:: Material for this task

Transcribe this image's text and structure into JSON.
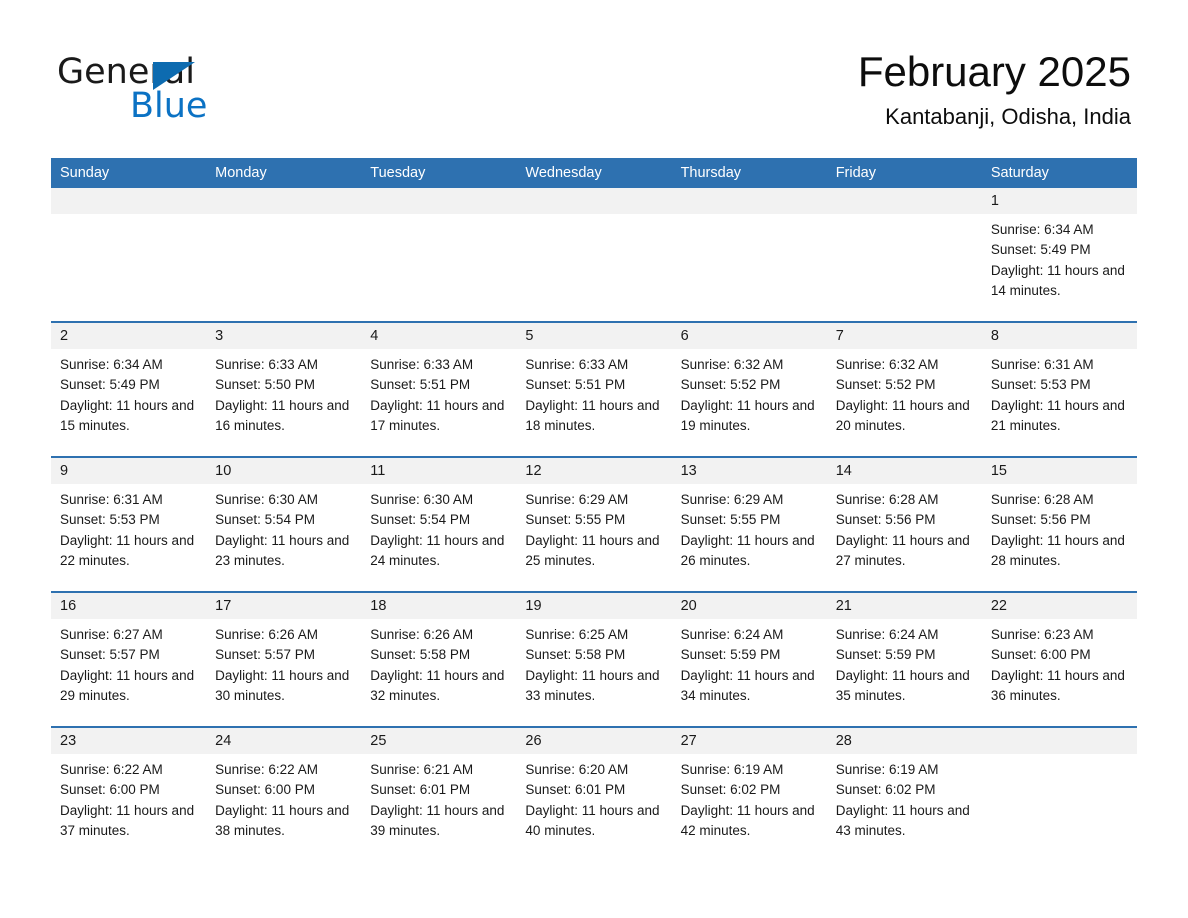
{
  "logo": {
    "word_one": "General",
    "word_two": "Blue",
    "triangle": "blue-triangle-icon",
    "accent_color": "#0b72c4"
  },
  "header": {
    "title": "February 2025",
    "location": "Kantabanji, Odisha, India"
  },
  "theme": {
    "header_row_bg": "#2e71b0",
    "daynum_bg": "#f2f2f2",
    "row_separator": "#2e71b0"
  },
  "calendar": {
    "day_headers": [
      "Sunday",
      "Monday",
      "Tuesday",
      "Wednesday",
      "Thursday",
      "Friday",
      "Saturday"
    ],
    "weeks": [
      [
        {
          "day": "",
          "sunrise": "",
          "sunset": "",
          "daylight": ""
        },
        {
          "day": "",
          "sunrise": "",
          "sunset": "",
          "daylight": ""
        },
        {
          "day": "",
          "sunrise": "",
          "sunset": "",
          "daylight": ""
        },
        {
          "day": "",
          "sunrise": "",
          "sunset": "",
          "daylight": ""
        },
        {
          "day": "",
          "sunrise": "",
          "sunset": "",
          "daylight": ""
        },
        {
          "day": "",
          "sunrise": "",
          "sunset": "",
          "daylight": ""
        },
        {
          "day": "1",
          "sunrise": "Sunrise: 6:34 AM",
          "sunset": "Sunset: 5:49 PM",
          "daylight": "Daylight: 11 hours and 14 minutes."
        }
      ],
      [
        {
          "day": "2",
          "sunrise": "Sunrise: 6:34 AM",
          "sunset": "Sunset: 5:49 PM",
          "daylight": "Daylight: 11 hours and 15 minutes."
        },
        {
          "day": "3",
          "sunrise": "Sunrise: 6:33 AM",
          "sunset": "Sunset: 5:50 PM",
          "daylight": "Daylight: 11 hours and 16 minutes."
        },
        {
          "day": "4",
          "sunrise": "Sunrise: 6:33 AM",
          "sunset": "Sunset: 5:51 PM",
          "daylight": "Daylight: 11 hours and 17 minutes."
        },
        {
          "day": "5",
          "sunrise": "Sunrise: 6:33 AM",
          "sunset": "Sunset: 5:51 PM",
          "daylight": "Daylight: 11 hours and 18 minutes."
        },
        {
          "day": "6",
          "sunrise": "Sunrise: 6:32 AM",
          "sunset": "Sunset: 5:52 PM",
          "daylight": "Daylight: 11 hours and 19 minutes."
        },
        {
          "day": "7",
          "sunrise": "Sunrise: 6:32 AM",
          "sunset": "Sunset: 5:52 PM",
          "daylight": "Daylight: 11 hours and 20 minutes."
        },
        {
          "day": "8",
          "sunrise": "Sunrise: 6:31 AM",
          "sunset": "Sunset: 5:53 PM",
          "daylight": "Daylight: 11 hours and 21 minutes."
        }
      ],
      [
        {
          "day": "9",
          "sunrise": "Sunrise: 6:31 AM",
          "sunset": "Sunset: 5:53 PM",
          "daylight": "Daylight: 11 hours and 22 minutes."
        },
        {
          "day": "10",
          "sunrise": "Sunrise: 6:30 AM",
          "sunset": "Sunset: 5:54 PM",
          "daylight": "Daylight: 11 hours and 23 minutes."
        },
        {
          "day": "11",
          "sunrise": "Sunrise: 6:30 AM",
          "sunset": "Sunset: 5:54 PM",
          "daylight": "Daylight: 11 hours and 24 minutes."
        },
        {
          "day": "12",
          "sunrise": "Sunrise: 6:29 AM",
          "sunset": "Sunset: 5:55 PM",
          "daylight": "Daylight: 11 hours and 25 minutes."
        },
        {
          "day": "13",
          "sunrise": "Sunrise: 6:29 AM",
          "sunset": "Sunset: 5:55 PM",
          "daylight": "Daylight: 11 hours and 26 minutes."
        },
        {
          "day": "14",
          "sunrise": "Sunrise: 6:28 AM",
          "sunset": "Sunset: 5:56 PM",
          "daylight": "Daylight: 11 hours and 27 minutes."
        },
        {
          "day": "15",
          "sunrise": "Sunrise: 6:28 AM",
          "sunset": "Sunset: 5:56 PM",
          "daylight": "Daylight: 11 hours and 28 minutes."
        }
      ],
      [
        {
          "day": "16",
          "sunrise": "Sunrise: 6:27 AM",
          "sunset": "Sunset: 5:57 PM",
          "daylight": "Daylight: 11 hours and 29 minutes."
        },
        {
          "day": "17",
          "sunrise": "Sunrise: 6:26 AM",
          "sunset": "Sunset: 5:57 PM",
          "daylight": "Daylight: 11 hours and 30 minutes."
        },
        {
          "day": "18",
          "sunrise": "Sunrise: 6:26 AM",
          "sunset": "Sunset: 5:58 PM",
          "daylight": "Daylight: 11 hours and 32 minutes."
        },
        {
          "day": "19",
          "sunrise": "Sunrise: 6:25 AM",
          "sunset": "Sunset: 5:58 PM",
          "daylight": "Daylight: 11 hours and 33 minutes."
        },
        {
          "day": "20",
          "sunrise": "Sunrise: 6:24 AM",
          "sunset": "Sunset: 5:59 PM",
          "daylight": "Daylight: 11 hours and 34 minutes."
        },
        {
          "day": "21",
          "sunrise": "Sunrise: 6:24 AM",
          "sunset": "Sunset: 5:59 PM",
          "daylight": "Daylight: 11 hours and 35 minutes."
        },
        {
          "day": "22",
          "sunrise": "Sunrise: 6:23 AM",
          "sunset": "Sunset: 6:00 PM",
          "daylight": "Daylight: 11 hours and 36 minutes."
        }
      ],
      [
        {
          "day": "23",
          "sunrise": "Sunrise: 6:22 AM",
          "sunset": "Sunset: 6:00 PM",
          "daylight": "Daylight: 11 hours and 37 minutes."
        },
        {
          "day": "24",
          "sunrise": "Sunrise: 6:22 AM",
          "sunset": "Sunset: 6:00 PM",
          "daylight": "Daylight: 11 hours and 38 minutes."
        },
        {
          "day": "25",
          "sunrise": "Sunrise: 6:21 AM",
          "sunset": "Sunset: 6:01 PM",
          "daylight": "Daylight: 11 hours and 39 minutes."
        },
        {
          "day": "26",
          "sunrise": "Sunrise: 6:20 AM",
          "sunset": "Sunset: 6:01 PM",
          "daylight": "Daylight: 11 hours and 40 minutes."
        },
        {
          "day": "27",
          "sunrise": "Sunrise: 6:19 AM",
          "sunset": "Sunset: 6:02 PM",
          "daylight": "Daylight: 11 hours and 42 minutes."
        },
        {
          "day": "28",
          "sunrise": "Sunrise: 6:19 AM",
          "sunset": "Sunset: 6:02 PM",
          "daylight": "Daylight: 11 hours and 43 minutes."
        },
        {
          "day": "",
          "sunrise": "",
          "sunset": "",
          "daylight": ""
        }
      ]
    ]
  }
}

::::

The request
Give an exact reproduction of every line, leaving out any picture.

Output of the task
Transcribe this image's text and structure into JSON.
{
  "logo": {
    "word_one": "General",
    "word_two": "Blue",
    "triangle": "blue-triangle-icon",
    "accent_color": "#0b72c4"
  },
  "header": {
    "title": "February 2025",
    "location": "Kantabanji, Odisha, India"
  },
  "theme": {
    "header_row_bg": "#2e71b0",
    "daynum_bg": "#f2f2f2",
    "row_separator": "#2e71b0"
  },
  "calendar": {
    "day_headers": [
      "Sunday",
      "Monday",
      "Tuesday",
      "Wednesday",
      "Thursday",
      "Friday",
      "Saturday"
    ],
    "weeks": [
      [
        {
          "day": "",
          "sunrise": "",
          "sunset": "",
          "daylight": ""
        },
        {
          "day": "",
          "sunrise": "",
          "sunset": "",
          "daylight": ""
        },
        {
          "day": "",
          "sunrise": "",
          "sunset": "",
          "daylight": ""
        },
        {
          "day": "",
          "sunrise": "",
          "sunset": "",
          "daylight": ""
        },
        {
          "day": "",
          "sunrise": "",
          "sunset": "",
          "daylight": ""
        },
        {
          "day": "",
          "sunrise": "",
          "sunset": "",
          "daylight": ""
        },
        {
          "day": "1",
          "sunrise": "Sunrise: 6:34 AM",
          "sunset": "Sunset: 5:49 PM",
          "daylight": "Daylight: 11 hours and 14 minutes."
        }
      ],
      [
        {
          "day": "2",
          "sunrise": "Sunrise: 6:34 AM",
          "sunset": "Sunset: 5:49 PM",
          "daylight": "Daylight: 11 hours and 15 minutes."
        },
        {
          "day": "3",
          "sunrise": "Sunrise: 6:33 AM",
          "sunset": "Sunset: 5:50 PM",
          "daylight": "Daylight: 11 hours and 16 minutes."
        },
        {
          "day": "4",
          "sunrise": "Sunrise: 6:33 AM",
          "sunset": "Sunset: 5:51 PM",
          "daylight": "Daylight: 11 hours and 17 minutes."
        },
        {
          "day": "5",
          "sunrise": "Sunrise: 6:33 AM",
          "sunset": "Sunset: 5:51 PM",
          "daylight": "Daylight: 11 hours and 18 minutes."
        },
        {
          "day": "6",
          "sunrise": "Sunrise: 6:32 AM",
          "sunset": "Sunset: 5:52 PM",
          "daylight": "Daylight: 11 hours and 19 minutes."
        },
        {
          "day": "7",
          "sunrise": "Sunrise: 6:32 AM",
          "sunset": "Sunset: 5:52 PM",
          "daylight": "Daylight: 11 hours and 20 minutes."
        },
        {
          "day": "8",
          "sunrise": "Sunrise: 6:31 AM",
          "sunset": "Sunset: 5:53 PM",
          "daylight": "Daylight: 11 hours and 21 minutes."
        }
      ],
      [
        {
          "day": "9",
          "sunrise": "Sunrise: 6:31 AM",
          "sunset": "Sunset: 5:53 PM",
          "daylight": "Daylight: 11 hours and 22 minutes."
        },
        {
          "day": "10",
          "sunrise": "Sunrise: 6:30 AM",
          "sunset": "Sunset: 5:54 PM",
          "daylight": "Daylight: 11 hours and 23 minutes."
        },
        {
          "day": "11",
          "sunrise": "Sunrise: 6:30 AM",
          "sunset": "Sunset: 5:54 PM",
          "daylight": "Daylight: 11 hours and 24 minutes."
        },
        {
          "day": "12",
          "sunrise": "Sunrise: 6:29 AM",
          "sunset": "Sunset: 5:55 PM",
          "daylight": "Daylight: 11 hours and 25 minutes."
        },
        {
          "day": "13",
          "sunrise": "Sunrise: 6:29 AM",
          "sunset": "Sunset: 5:55 PM",
          "daylight": "Daylight: 11 hours and 26 minutes."
        },
        {
          "day": "14",
          "sunrise": "Sunrise: 6:28 AM",
          "sunset": "Sunset: 5:56 PM",
          "daylight": "Daylight: 11 hours and 27 minutes."
        },
        {
          "day": "15",
          "sunrise": "Sunrise: 6:28 AM",
          "sunset": "Sunset: 5:56 PM",
          "daylight": "Daylight: 11 hours and 28 minutes."
        }
      ],
      [
        {
          "day": "16",
          "sunrise": "Sunrise: 6:27 AM",
          "sunset": "Sunset: 5:57 PM",
          "daylight": "Daylight: 11 hours and 29 minutes."
        },
        {
          "day": "17",
          "sunrise": "Sunrise: 6:26 AM",
          "sunset": "Sunset: 5:57 PM",
          "daylight": "Daylight: 11 hours and 30 minutes."
        },
        {
          "day": "18",
          "sunrise": "Sunrise: 6:26 AM",
          "sunset": "Sunset: 5:58 PM",
          "daylight": "Daylight: 11 hours and 32 minutes."
        },
        {
          "day": "19",
          "sunrise": "Sunrise: 6:25 AM",
          "sunset": "Sunset: 5:58 PM",
          "daylight": "Daylight: 11 hours and 33 minutes."
        },
        {
          "day": "20",
          "sunrise": "Sunrise: 6:24 AM",
          "sunset": "Sunset: 5:59 PM",
          "daylight": "Daylight: 11 hours and 34 minutes."
        },
        {
          "day": "21",
          "sunrise": "Sunrise: 6:24 AM",
          "sunset": "Sunset: 5:59 PM",
          "daylight": "Daylight: 11 hours and 35 minutes."
        },
        {
          "day": "22",
          "sunrise": "Sunrise: 6:23 AM",
          "sunset": "Sunset: 6:00 PM",
          "daylight": "Daylight: 11 hours and 36 minutes."
        }
      ],
      [
        {
          "day": "23",
          "sunrise": "Sunrise: 6:22 AM",
          "sunset": "Sunset: 6:00 PM",
          "daylight": "Daylight: 11 hours and 37 minutes."
        },
        {
          "day": "24",
          "sunrise": "Sunrise: 6:22 AM",
          "sunset": "Sunset: 6:00 PM",
          "daylight": "Daylight: 11 hours and 38 minutes."
        },
        {
          "day": "25",
          "sunrise": "Sunrise: 6:21 AM",
          "sunset": "Sunset: 6:01 PM",
          "daylight": "Daylight: 11 hours and 39 minutes."
        },
        {
          "day": "26",
          "sunrise": "Sunrise: 6:20 AM",
          "sunset": "Sunset: 6:01 PM",
          "daylight": "Daylight: 11 hours and 40 minutes."
        },
        {
          "day": "27",
          "sunrise": "Sunrise: 6:19 AM",
          "sunset": "Sunset: 6:02 PM",
          "daylight": "Daylight: 11 hours and 42 minutes."
        },
        {
          "day": "28",
          "sunrise": "Sunrise: 6:19 AM",
          "sunset": "Sunset: 6:02 PM",
          "daylight": "Daylight: 11 hours and 43 minutes."
        },
        {
          "day": "",
          "sunrise": "",
          "sunset": "",
          "daylight": ""
        }
      ]
    ]
  }
}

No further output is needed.